Exercise materials:
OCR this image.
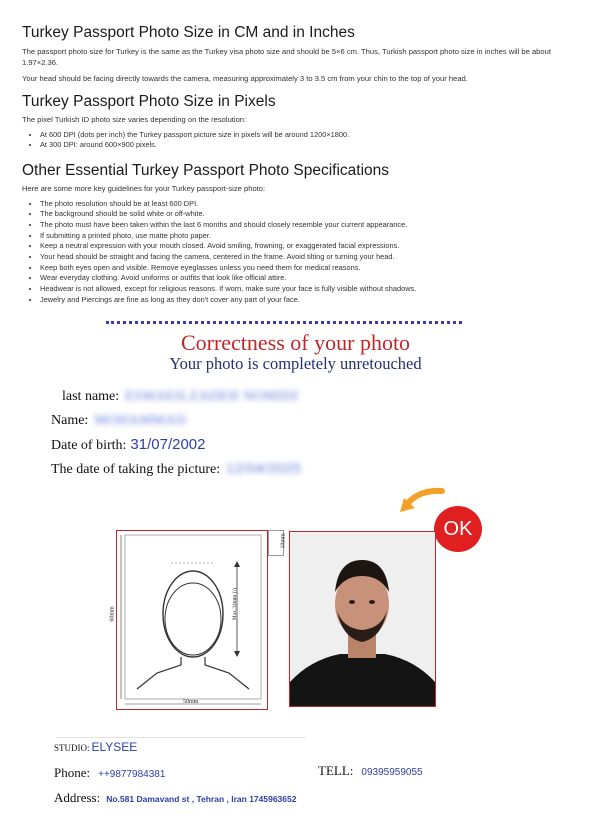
Turkey Passport Photo Size in CM and in Inches

The passport photo size for Turkey is the same as the Turkey visa photo size and should be 5×6 cm. Thus, Turkish passport photo size in inches will be about 1.97×2.36.

Your head should be facing directly towards the camera, measuring approximately 3 to 3.5 cm from your chin to the top of your head.

Turkey Passport Photo Size in Pixels

The pixel Turkish ID photo size varies depending on the resolution:

• At 600 DPI (dots per inch) the Turkey passport picture size in pixels will be around 1200×1800.
• At 300 DPI: around 600×900 pixels.
Other Essential Turkey Passport Photo Specifications

Here are some more key guidelines for your Turkey passport-size photo:

• The photo resolution should be at least 600 DPI.
• The background should be solid white or off-white.
• The photo must have been taken within the last 6 months and should closely resemble your current appearance.
• If submitting a printed photo, use matte photo paper.
• Keep a neutral expression with your mouth closed. Avoid smiling, frowning, or exaggerated facial expressions.
• Your head should be straight and facing the camera, centered in the frame. Avoid tilting or turning your head.
• Keep both eyes open and visible. Remove eyeglasses unless you need them for medical reasons.
• Wear everyday clothing. Avoid uniforms or outfits that look like official attire.
• Headwear is not allowed, except for religious reasons. If worn, make sure your face is fully visible without shadows.
• Jewelry and Piercings are fine as long as they don't cover any part of your face.
Correctness of your photo
Your photo is completely unretouched
last name: ESMAEILZADEH NOMIDI
Name: MOHAMMAD
Date of birth: 31/07/2002
The date of taking the picture: 12/04/2025
OK
60mm
50mm
Max.34mm (›)
10mm
STUDIO: ELYSEE
Phone: ++9877984381	TELL: 09395959055
Address: No.581 Damavand st , Tehran , Iran 1745963652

Requirement:
Review the material and copy each line in which the word "picture" appears.

Response to this exercise:
• At 600 DPI (dots per inch) the Turkey passport picture size in pixels will be around 1200×1800.
The date of taking the picture: 12/04/2025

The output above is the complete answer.